## What is being asked
Lines containing the string "JSON" are to be counted; report the number and nothing more.

Excerpts from a figure dataset
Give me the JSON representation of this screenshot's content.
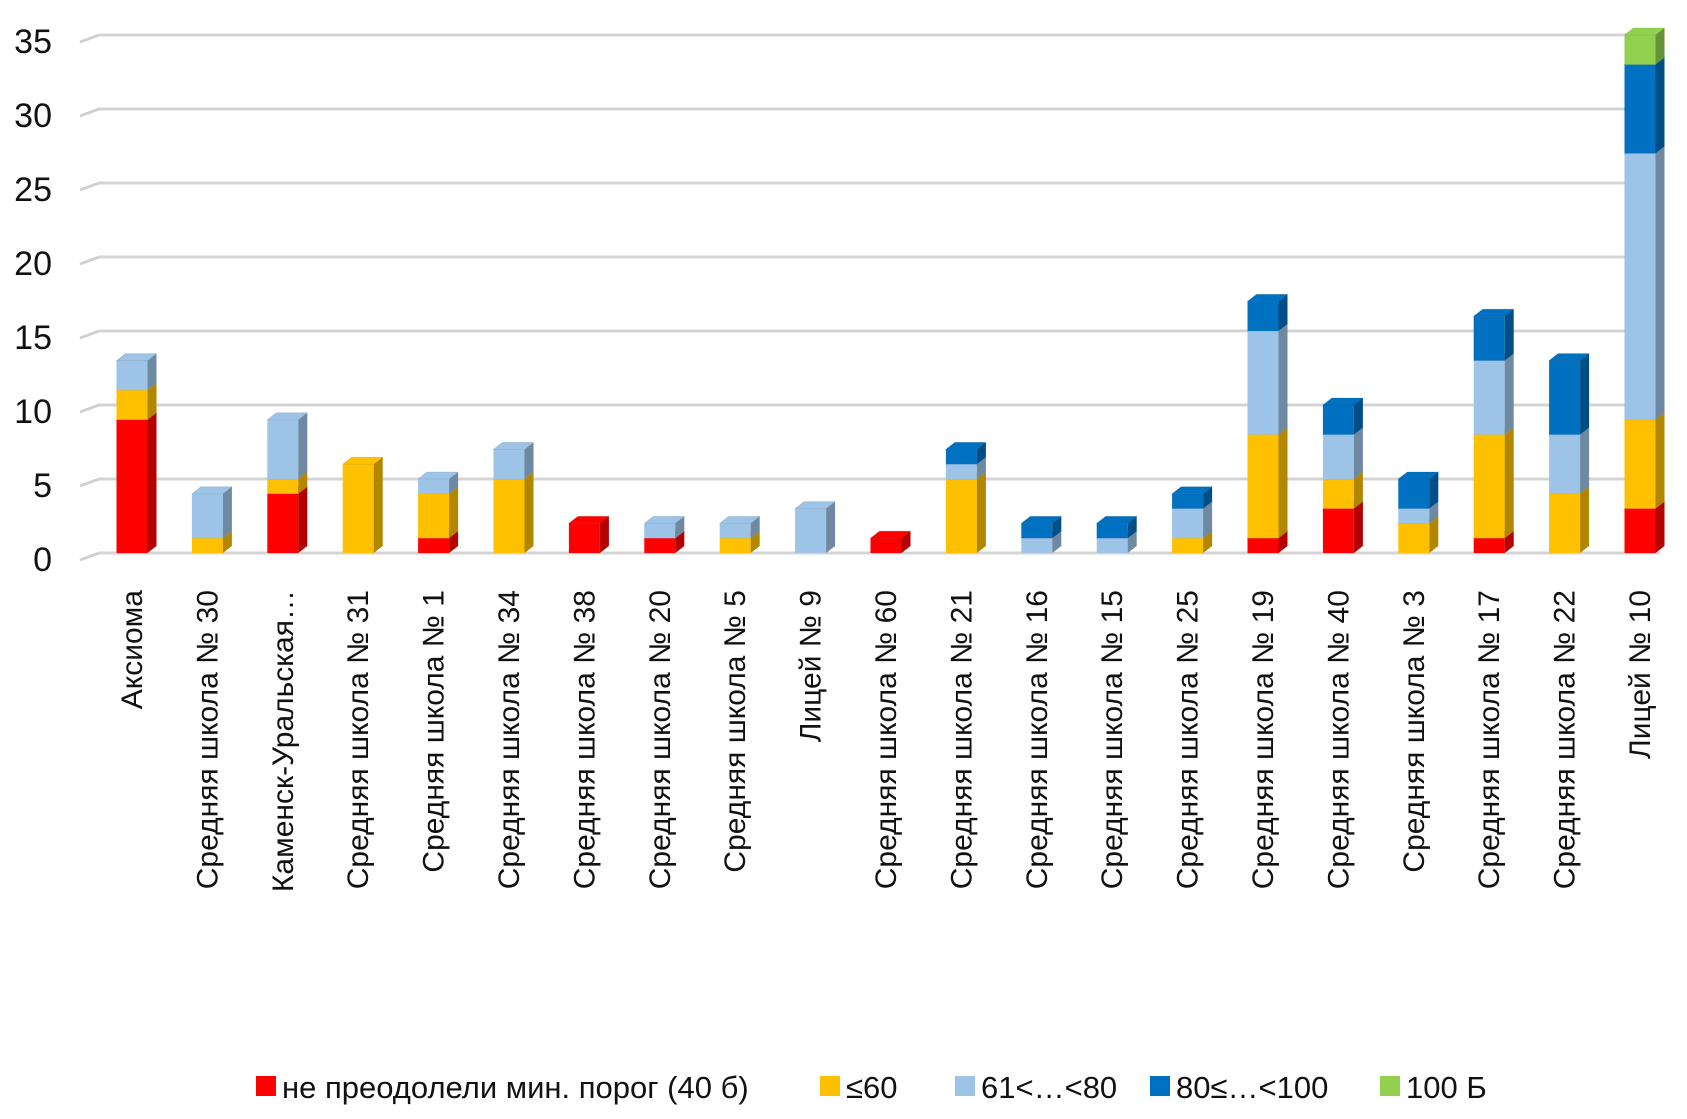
{
  "chart_data": {
    "type": "bar",
    "stacked": true,
    "three_d": true,
    "title": "",
    "xlabel": "",
    "ylabel": "",
    "ylim": [
      0,
      35
    ],
    "yticks": [
      0,
      5,
      10,
      15,
      20,
      25,
      30,
      35
    ],
    "grid": true,
    "legend_position": "bottom",
    "categories": [
      "Аксиома",
      "Средняя школа № 30",
      "Каменск-Уральская…",
      "Средняя школа № 31",
      "Средняя школа № 1",
      "Средняя школа № 34",
      "Средняя школа № 38",
      "Средняя школа № 20",
      "Средняя школа № 5",
      "Лицей  № 9",
      "Средняя школа № 60",
      "Средняя школа № 21",
      "Средняя школа № 16",
      "Средняя школа № 15",
      "Средняя школа № 25",
      "Средняя школа № 19",
      "Средняя школа № 40",
      "Средняя школа № 3",
      "Средняя школа № 17",
      "Средняя школа № 22",
      "Лицей  № 10"
    ],
    "series": [
      {
        "name": "не преодолели мин. порог (40 б)",
        "color": "#ff0000",
        "side": "#b30000",
        "values": [
          9,
          0,
          4,
          0,
          1,
          0,
          2,
          1,
          0,
          0,
          1,
          0,
          0,
          0,
          0,
          1,
          3,
          0,
          1,
          0,
          3
        ]
      },
      {
        "name": "≤60",
        "color": "#ffc000",
        "side": "#b38600",
        "values": [
          2,
          1,
          1,
          6,
          3,
          5,
          0,
          0,
          1,
          0,
          0,
          5,
          0,
          0,
          1,
          7,
          2,
          2,
          7,
          4,
          6
        ]
      },
      {
        "name": "61<…<80",
        "color": "#9dc3e6",
        "side": "#6e89a1",
        "values": [
          2,
          3,
          4,
          0,
          1,
          2,
          0,
          1,
          1,
          3,
          0,
          1,
          1,
          1,
          2,
          7,
          3,
          1,
          5,
          4,
          18
        ]
      },
      {
        "name": "80≤…<100",
        "color": "#0070c0",
        "side": "#004e86",
        "values": [
          0,
          0,
          0,
          0,
          0,
          0,
          0,
          0,
          0,
          0,
          0,
          1,
          1,
          1,
          1,
          2,
          2,
          2,
          3,
          5,
          6
        ]
      },
      {
        "name": "100 Б",
        "color": "#92d050",
        "side": "#669238",
        "values": [
          0,
          0,
          0,
          0,
          0,
          0,
          0,
          0,
          0,
          0,
          0,
          0,
          0,
          0,
          0,
          0,
          0,
          0,
          0,
          0,
          2
        ]
      }
    ]
  }
}
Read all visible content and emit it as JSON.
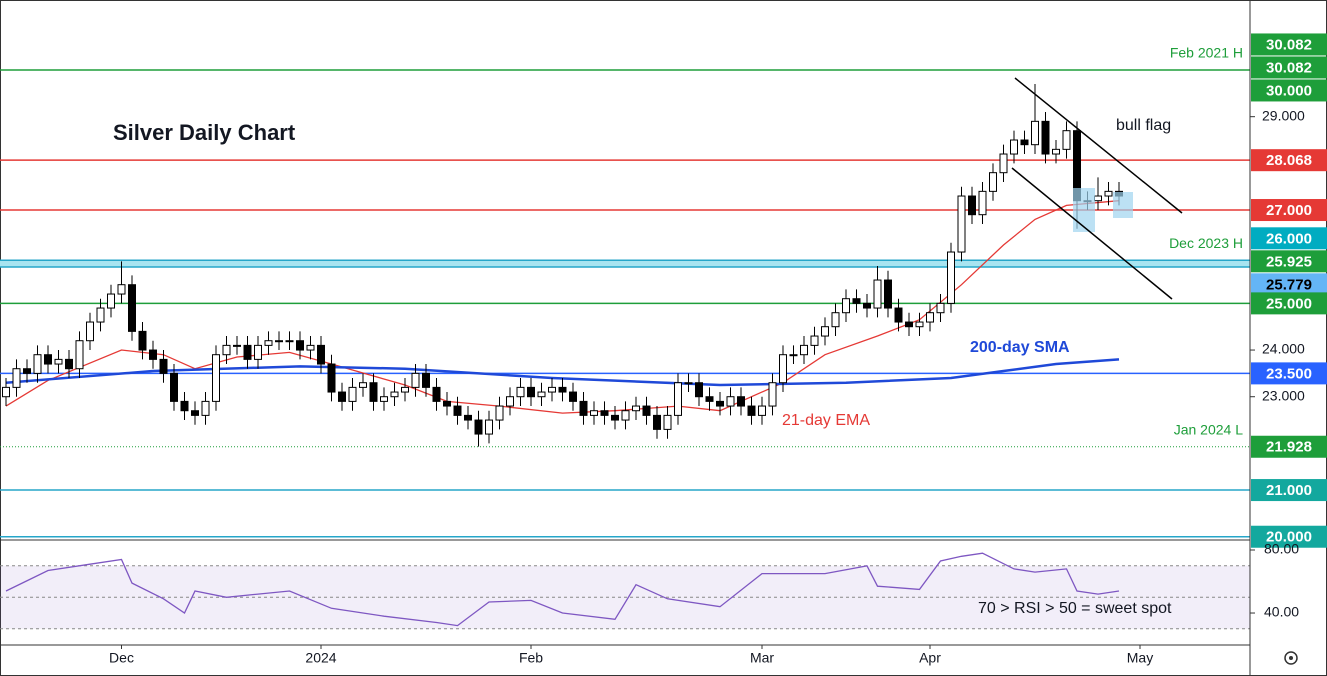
{
  "chart_data": {
    "type": "candlestick",
    "title": "Silver Daily Chart",
    "ylim": [
      19.93,
      31.5
    ],
    "yticks": [
      {
        "value": 29,
        "label": "29.000"
      },
      {
        "value": 24,
        "label": "24.000"
      },
      {
        "value": 23,
        "label": "23.000"
      }
    ],
    "up_color": "#ffffff",
    "down_color": "#000000",
    "open": [
      23.0,
      23.2,
      23.6,
      23.5,
      23.9,
      23.7,
      23.8,
      23.6,
      24.2,
      24.6,
      24.9,
      25.2,
      25.4,
      24.4,
      24.0,
      23.8,
      23.5,
      22.9,
      22.7,
      22.6,
      22.9,
      23.9,
      24.1,
      24.1,
      23.8,
      24.1,
      24.2,
      24.2,
      24.2,
      24.0,
      24.1,
      23.7,
      23.1,
      22.9,
      23.2,
      23.3,
      22.9,
      23.0,
      23.1,
      23.2,
      23.5,
      23.2,
      22.9,
      22.8,
      22.6,
      22.5,
      22.2,
      22.5,
      22.8,
      23.0,
      23.2,
      23.0,
      23.1,
      23.2,
      23.1,
      22.9,
      22.6,
      22.7,
      22.6,
      22.5,
      22.7,
      22.8,
      22.6,
      22.3,
      22.6,
      23.3,
      23.3,
      23.0,
      22.9,
      22.8,
      23.0,
      22.8,
      22.6,
      22.8,
      23.3,
      23.9,
      23.9,
      24.1,
      24.3,
      24.5,
      24.8,
      25.1,
      25.0,
      24.9,
      25.5,
      24.9,
      24.6,
      24.5,
      24.6,
      24.8,
      25.0,
      26.1,
      27.3,
      26.9,
      27.4,
      27.8,
      28.2,
      28.5,
      28.4,
      28.9,
      28.2,
      28.3,
      28.7,
      27.2,
      27.2,
      27.3,
      27.4
    ],
    "high": [
      23.4,
      23.8,
      23.8,
      24.1,
      24.1,
      24.0,
      24.0,
      24.4,
      24.8,
      25.1,
      25.4,
      25.9,
      25.6,
      24.6,
      24.2,
      24.0,
      23.7,
      23.1,
      22.9,
      23.1,
      24.1,
      24.3,
      24.3,
      24.3,
      24.3,
      24.4,
      24.4,
      24.4,
      24.4,
      24.3,
      24.3,
      23.9,
      23.3,
      23.4,
      23.5,
      23.5,
      23.2,
      23.3,
      23.4,
      23.7,
      23.7,
      23.4,
      23.1,
      23.0,
      22.8,
      22.7,
      22.7,
      23.0,
      23.2,
      23.4,
      23.4,
      23.3,
      23.4,
      23.4,
      23.3,
      23.1,
      22.9,
      22.9,
      22.8,
      22.9,
      23.0,
      23.0,
      22.8,
      22.8,
      23.5,
      23.5,
      23.5,
      23.2,
      23.1,
      23.2,
      23.2,
      23.0,
      23.0,
      23.5,
      24.1,
      24.1,
      24.3,
      24.5,
      24.7,
      25.0,
      25.3,
      25.3,
      25.2,
      25.8,
      25.7,
      25.1,
      24.8,
      24.8,
      25.0,
      25.2,
      26.3,
      27.5,
      27.5,
      27.6,
      28.0,
      28.4,
      28.7,
      28.7,
      29.7,
      29.1,
      28.5,
      28.9,
      28.9,
      27.4,
      27.7,
      27.6,
      27.6
    ],
    "low": [
      22.8,
      23.0,
      23.3,
      23.3,
      23.5,
      23.5,
      23.4,
      23.4,
      24.0,
      24.4,
      24.7,
      25.0,
      24.2,
      23.8,
      23.6,
      23.3,
      22.7,
      22.5,
      22.4,
      22.4,
      22.7,
      23.7,
      23.9,
      23.6,
      23.6,
      23.9,
      24.0,
      24.0,
      23.8,
      23.8,
      23.5,
      22.9,
      22.7,
      22.7,
      23.0,
      22.7,
      22.7,
      22.8,
      22.9,
      23.0,
      23.0,
      22.7,
      22.6,
      22.4,
      22.3,
      21.93,
      22.0,
      22.3,
      22.6,
      22.8,
      22.8,
      22.8,
      22.9,
      22.9,
      22.7,
      22.4,
      22.4,
      22.4,
      22.3,
      22.3,
      22.5,
      22.4,
      22.1,
      22.1,
      22.4,
      23.1,
      22.8,
      22.7,
      22.6,
      22.6,
      22.6,
      22.4,
      22.4,
      22.6,
      23.1,
      23.7,
      23.7,
      23.9,
      24.1,
      24.3,
      24.6,
      24.8,
      24.7,
      24.7,
      24.7,
      24.4,
      24.3,
      24.3,
      24.4,
      24.6,
      24.8,
      25.9,
      26.7,
      26.7,
      27.2,
      27.6,
      28.0,
      28.2,
      28.2,
      28.0,
      28.0,
      28.1,
      26.6,
      27.0,
      27.0,
      27.1,
      27.1
    ],
    "close": [
      23.2,
      23.6,
      23.5,
      23.9,
      23.7,
      23.8,
      23.6,
      24.2,
      24.6,
      24.9,
      25.2,
      25.4,
      24.4,
      24.0,
      23.8,
      23.5,
      22.9,
      22.7,
      22.6,
      22.9,
      23.9,
      24.1,
      24.1,
      23.8,
      24.1,
      24.2,
      24.2,
      24.2,
      24.0,
      24.1,
      23.7,
      23.1,
      22.9,
      23.2,
      23.3,
      22.9,
      23.0,
      23.1,
      23.2,
      23.5,
      23.2,
      22.9,
      22.8,
      22.6,
      22.5,
      22.2,
      22.5,
      22.8,
      23.0,
      23.2,
      23.0,
      23.1,
      23.2,
      23.1,
      22.9,
      22.6,
      22.7,
      22.6,
      22.5,
      22.7,
      22.8,
      22.6,
      22.3,
      22.6,
      23.3,
      23.3,
      23.0,
      22.9,
      22.8,
      23.0,
      22.8,
      22.6,
      22.8,
      23.3,
      23.9,
      23.9,
      24.1,
      24.3,
      24.5,
      24.8,
      25.1,
      25.0,
      24.9,
      25.5,
      24.9,
      24.6,
      24.5,
      24.6,
      24.8,
      25.0,
      26.1,
      27.3,
      26.9,
      27.4,
      27.8,
      28.2,
      28.5,
      28.4,
      28.9,
      28.2,
      28.3,
      28.7,
      27.2,
      27.2,
      27.3,
      27.4,
      27.3
    ],
    "x_labels": [
      {
        "index": 11,
        "label": "Dec"
      },
      {
        "index": 30,
        "label": "2024"
      },
      {
        "index": 50,
        "label": "Feb"
      },
      {
        "index": 72,
        "label": "Mar"
      },
      {
        "index": 88,
        "label": "Apr"
      },
      {
        "index": 108,
        "label": "May"
      }
    ],
    "overlays": [
      {
        "name": "21-day EMA",
        "color": "#e53935",
        "x": [
          0,
          4,
          11,
          15,
          18,
          22,
          27,
          31,
          38,
          42,
          47,
          53,
          58,
          64,
          68,
          74,
          78,
          83,
          87,
          91,
          95,
          98,
          101,
          106
        ],
        "values": [
          22.8,
          23.35,
          24.0,
          23.9,
          23.6,
          23.85,
          23.95,
          23.7,
          23.25,
          22.9,
          22.8,
          22.65,
          22.7,
          22.8,
          22.7,
          23.3,
          23.9,
          24.3,
          24.65,
          25.4,
          26.25,
          26.8,
          27.1,
          27.2
        ]
      },
      {
        "name": "200-day SMA",
        "color": "#1f49d8",
        "x": [
          0,
          14,
          28,
          38,
          52,
          68,
          80,
          90,
          95,
          100,
          106
        ],
        "values": [
          23.3,
          23.55,
          23.65,
          23.6,
          23.4,
          23.25,
          23.3,
          23.4,
          23.55,
          23.7,
          23.8
        ]
      }
    ],
    "levels": [
      {
        "value": 30.082,
        "label": "30.082",
        "color": "#1e9e3a",
        "line": "none"
      },
      {
        "value": 30.082,
        "label": "30.082",
        "color": "#1e9e3a",
        "line": "none"
      },
      {
        "value": 30,
        "label": "30.000",
        "color": "#1e9e3a",
        "line": "solid",
        "line_color": "#1e9e3a",
        "note": "Feb 2021 H"
      },
      {
        "value": 28.068,
        "label": "28.068",
        "color": "#e53935",
        "line": "solid",
        "line_color": "#e53935"
      },
      {
        "value": 27,
        "label": "27.000",
        "color": "#e53935",
        "line": "solid",
        "line_color": "#e53935"
      },
      {
        "value": 26,
        "label": "26.000",
        "color": "#00acc1",
        "line": "none"
      },
      {
        "value": 25.925,
        "label": "25.925",
        "color": "#1e9e3a",
        "line": "solid",
        "line_color": "#26a6c9",
        "zone": true,
        "note": "Dec 2023 H"
      },
      {
        "value": 25.779,
        "label": "25.779",
        "color": "#64b5f6",
        "text_color": "#000000",
        "line": "solid",
        "line_color": "#26a6c9",
        "zone": true
      },
      {
        "value": 25,
        "label": "25.000",
        "color": "#1e9e3a",
        "line": "solid",
        "line_color": "#1e9e3a"
      },
      {
        "value": 23.5,
        "label": "23.500",
        "color": "#2962ff",
        "line": "solid",
        "line_color": "#2962ff"
      },
      {
        "value": 21.928,
        "label": "21.928",
        "color": "#1e9e3a",
        "line": "dotted",
        "line_color": "#1e9e3a",
        "note": "Jan 2024 L"
      },
      {
        "value": 21,
        "label": "21.000",
        "color": "#13a89e",
        "line": "solid",
        "line_color": "#26a6c9"
      },
      {
        "value": 20,
        "label": "20.000",
        "color": "#13a89e",
        "line": "solid",
        "line_color": "#26a6c9"
      }
    ],
    "zone_color": "#a8e4f0",
    "annotations": [
      "bull flag",
      "70 > RSI > 50 = sweet spot"
    ],
    "rsi": {
      "color": "#7e57c2",
      "ylim": [
        19.7,
        86.35
      ],
      "yticks": [
        {
          "value": 80,
          "label": "80.00"
        },
        {
          "value": 40,
          "label": "40.00"
        }
      ],
      "bands": [
        30,
        70
      ],
      "midline": 50,
      "x": [
        0,
        4,
        8,
        11,
        12,
        15,
        17,
        18,
        21,
        24,
        27,
        31,
        36,
        41,
        43,
        46,
        50,
        53,
        58,
        60,
        63,
        68,
        72,
        76,
        78,
        82,
        83,
        87,
        89,
        91,
        93,
        96,
        98,
        101,
        102,
        104,
        106
      ],
      "values": [
        54,
        67,
        71,
        74,
        59,
        49,
        40,
        54,
        50,
        52,
        54,
        43,
        38,
        34,
        32,
        47,
        48,
        40,
        36,
        58,
        49,
        44,
        65,
        65,
        65,
        70,
        57,
        55,
        73,
        76,
        78,
        68,
        66,
        68,
        54,
        52,
        54
      ]
    }
  }
}
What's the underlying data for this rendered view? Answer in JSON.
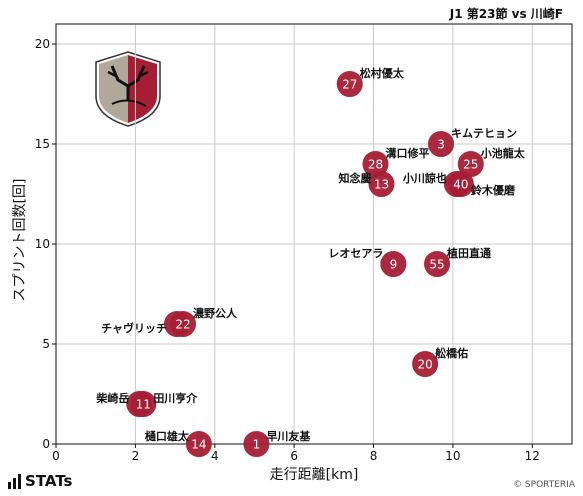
{
  "header": {
    "match_title": "J1 第23節 vs 川崎F"
  },
  "footer": {
    "brand": "STATs",
    "credit": "© SPORTERIA"
  },
  "colors": {
    "marker": "#a61e35",
    "marker_text": "#ffffff",
    "grid": "#c8c8c8"
  },
  "chart_data": {
    "type": "scatter",
    "title": "",
    "xlabel": "走行距離[km]",
    "ylabel": "スプリント回数[回]",
    "xlim": [
      0,
      13
    ],
    "ylim": [
      0,
      21
    ],
    "xticks": [
      0,
      2,
      4,
      6,
      8,
      10,
      12
    ],
    "yticks": [
      0,
      5,
      10,
      15,
      20
    ],
    "grid": true,
    "points": [
      {
        "number": "27",
        "name": "松村優太",
        "x": 7.4,
        "y": 18
      },
      {
        "number": "3",
        "name": "キムテヒョン",
        "x": 9.7,
        "y": 15
      },
      {
        "number": "28",
        "name": "溝口修平",
        "x": 8.05,
        "y": 14
      },
      {
        "number": "25",
        "name": "小池龍太",
        "x": 10.45,
        "y": 14
      },
      {
        "number": "13",
        "name": "知念慶",
        "x": 8.2,
        "y": 13
      },
      {
        "number": "40",
        "name": "小川諒也",
        "x": 10.1,
        "y": 13
      },
      {
        "number": "40",
        "name": "鈴木優磨",
        "x": 10.2,
        "y": 13
      },
      {
        "number": "9",
        "name": "レオセアラ",
        "x": 8.5,
        "y": 9
      },
      {
        "number": "55",
        "name": "植田直通",
        "x": 9.6,
        "y": 9
      },
      {
        "number": "7",
        "name": "チャヴリッチ",
        "x": 3.05,
        "y": 6
      },
      {
        "number": "22",
        "name": "濃野公人",
        "x": 3.2,
        "y": 6
      },
      {
        "number": "20",
        "name": "舩橋佑",
        "x": 9.3,
        "y": 4
      },
      {
        "number": "1",
        "name": "柴崎岳",
        "x": 2.1,
        "y": 2
      },
      {
        "number": "11",
        "name": "田川亨介",
        "x": 2.2,
        "y": 2
      },
      {
        "number": "14",
        "name": "樋口雄太",
        "x": 3.6,
        "y": 0
      },
      {
        "number": "1",
        "name": "早川友基",
        "x": 5.05,
        "y": 0
      }
    ]
  }
}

## Exercise answer
3